Aim of the task —
Nothing may be dropped or altered: reproduce all the data.

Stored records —
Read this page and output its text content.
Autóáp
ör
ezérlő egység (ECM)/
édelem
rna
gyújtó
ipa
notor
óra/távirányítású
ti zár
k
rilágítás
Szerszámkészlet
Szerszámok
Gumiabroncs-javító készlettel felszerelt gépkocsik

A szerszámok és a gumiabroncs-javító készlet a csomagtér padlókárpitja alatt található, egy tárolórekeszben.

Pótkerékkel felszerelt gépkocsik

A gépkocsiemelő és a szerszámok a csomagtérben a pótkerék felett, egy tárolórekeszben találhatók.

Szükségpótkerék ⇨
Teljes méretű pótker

Exercise answer —
Read this page and output its text content.
Autóáp
ör
ezérlő egység (ECM)/
édelem
rna
gyújtó
ipa
notor
óra/távirányítású
ti zár
k
rilágítás
Szerszámkészlet
Szerszámok
Gumiabroncs-javító készlettel felszerelt gépkocsik

A szerszámok és a gumiabroncs-javító készlet a csomagtér padlókárpitja alatt található, egy tárolórekeszben.

Pótkerékkel felszerelt gépkocsik

A gépkocsiemelő és a szerszámok a csomagtérben a pótkerék felett, egy tárolórekeszben találhatók.

Szükségpótkerék ⇨
Teljes méretű pótker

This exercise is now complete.